# Goal of the exercise:
Restate the entire listing word for word.
Start of Exercise input
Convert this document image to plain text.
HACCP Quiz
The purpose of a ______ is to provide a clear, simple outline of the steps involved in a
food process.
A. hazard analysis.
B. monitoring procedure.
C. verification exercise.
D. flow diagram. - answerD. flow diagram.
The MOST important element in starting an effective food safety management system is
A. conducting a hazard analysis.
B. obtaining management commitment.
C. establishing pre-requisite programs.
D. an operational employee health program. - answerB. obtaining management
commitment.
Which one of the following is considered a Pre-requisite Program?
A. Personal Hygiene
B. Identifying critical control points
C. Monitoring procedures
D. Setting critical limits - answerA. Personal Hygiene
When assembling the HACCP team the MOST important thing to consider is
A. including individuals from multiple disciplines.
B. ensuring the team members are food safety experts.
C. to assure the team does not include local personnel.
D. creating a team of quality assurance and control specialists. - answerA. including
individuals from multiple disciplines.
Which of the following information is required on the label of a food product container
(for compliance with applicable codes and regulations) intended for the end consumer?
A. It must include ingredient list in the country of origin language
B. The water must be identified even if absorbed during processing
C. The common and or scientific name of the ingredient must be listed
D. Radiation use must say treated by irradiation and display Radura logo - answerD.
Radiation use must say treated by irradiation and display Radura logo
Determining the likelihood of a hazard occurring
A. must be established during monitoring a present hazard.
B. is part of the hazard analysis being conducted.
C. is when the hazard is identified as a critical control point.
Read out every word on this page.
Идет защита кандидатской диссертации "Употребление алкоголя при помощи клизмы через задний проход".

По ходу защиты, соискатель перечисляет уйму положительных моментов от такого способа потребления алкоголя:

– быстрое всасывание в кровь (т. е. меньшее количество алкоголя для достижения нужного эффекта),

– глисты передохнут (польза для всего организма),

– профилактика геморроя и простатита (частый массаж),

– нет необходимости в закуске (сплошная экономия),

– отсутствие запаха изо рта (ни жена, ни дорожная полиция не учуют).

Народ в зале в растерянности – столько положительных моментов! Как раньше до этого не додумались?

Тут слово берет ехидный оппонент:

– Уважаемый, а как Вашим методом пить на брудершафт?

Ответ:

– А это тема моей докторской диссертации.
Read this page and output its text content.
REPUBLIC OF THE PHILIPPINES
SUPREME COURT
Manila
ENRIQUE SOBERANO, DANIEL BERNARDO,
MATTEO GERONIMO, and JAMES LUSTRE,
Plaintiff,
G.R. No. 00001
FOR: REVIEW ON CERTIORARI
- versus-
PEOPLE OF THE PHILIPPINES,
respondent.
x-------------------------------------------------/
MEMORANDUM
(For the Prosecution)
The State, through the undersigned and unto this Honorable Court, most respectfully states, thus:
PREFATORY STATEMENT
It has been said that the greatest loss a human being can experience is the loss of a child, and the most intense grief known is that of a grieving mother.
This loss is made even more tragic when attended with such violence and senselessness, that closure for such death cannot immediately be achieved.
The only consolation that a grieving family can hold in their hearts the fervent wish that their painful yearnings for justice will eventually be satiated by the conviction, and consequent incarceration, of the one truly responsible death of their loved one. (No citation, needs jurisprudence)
End of Exercise input
# Solution to this task:
Convert this document image to plain text.
HACCP Quiz
The purpose of a ______ is to provide a clear, simple outline of the steps involved in a
food process.
A. hazard analysis.
B. monitoring procedure.
C. verification exercise.
D. flow diagram. - answerD. flow diagram.
The MOST important element in starting an effective food safety management system is
A. conducting a hazard analysis.
B. obtaining management commitment.
C. establishing pre-requisite programs.
D. an operational employee health program. - answerB. obtaining management
commitment.
Which one of the following is considered a Pre-requisite Program?
A. Personal Hygiene
B. Identifying critical control points
C. Monitoring procedures
D. Setting critical limits - answerA. Personal Hygiene
When assembling the HACCP team the MOST important thing to consider is
A. including individuals from multiple disciplines.
B. ensuring the team members are food safety experts.
C. to assure the team does not include local personnel.
D. creating a team of quality assurance and control specialists. - answerA. including
individuals from multiple disciplines.
Which of the following information is required on the label of a food product container
(for compliance with applicable codes and regulations) intended for the end consumer?
A. It must include ingredient list in the country of origin language
B. The water must be identified even if absorbed during processing
C. The common and or scientific name of the ingredient must be listed
D. Radiation use must say treated by irradiation and display Radura logo - answerD.
Radiation use must say treated by irradiation and display Radura logo
Determining the likelihood of a hazard occurring
A. must be established during monitoring a present hazard.
B. is part of the hazard analysis being conducted.
C. is when the hazard is identified as a critical control point.
Read out every word on this page.
Идет защита кандидатской диссертации "Употребление алкоголя при помощи клизмы через задний проход".

По ходу защиты, соискатель перечисляет уйму положительных моментов от такого способа потребления алкоголя:

– быстрое всасывание в кровь (т. е. меньшее количество алкоголя для достижения нужного эффекта),

– глисты передохнут (польза для всего организма),

– профилактика геморроя и простатита (частый массаж),

– нет необходимости в закуске (сплошная экономия),

– отсутствие запаха изо рта (ни жена, ни дорожная полиция не учуют).

Народ в зале в растерянности – столько положительных моментов! Как раньше до этого не додумались?

Тут слово берет ехидный оппонент:

– Уважаемый, а как Вашим методом пить на брудершафт?

Ответ:

– А это тема моей докторской диссертации.
Read this page and output its text content.
REPUBLIC OF THE PHILIPPINES
SUPREME COURT
Manila
ENRIQUE SOBERANO, DANIEL BERNARDO,
MATTEO GERONIMO, and JAMES LUSTRE,
Plaintiff,
G.R. No. 00001
FOR: REVIEW ON CERTIORARI
- versus-
PEOPLE OF THE PHILIPPINES,
respondent.
x-------------------------------------------------/
MEMORANDUM
(For the Prosecution)
The State, through the undersigned and unto this Honorable Court, most respectfully states, thus:
PREFATORY STATEMENT
It has been said that the greatest loss a human being can experience is the loss of a child, and the most intense grief known is that of a grieving mother.
This loss is made even more tragic when attended with such violence and senselessness, that closure for such death cannot immediately be achieved.
The only consolation that a grieving family can hold in their hearts the fervent wish that their painful yearnings for justice will eventually be satiated by the conviction, and consequent incarceration, of the one truly responsible death of their loved one. (No citation, needs jurisprudence)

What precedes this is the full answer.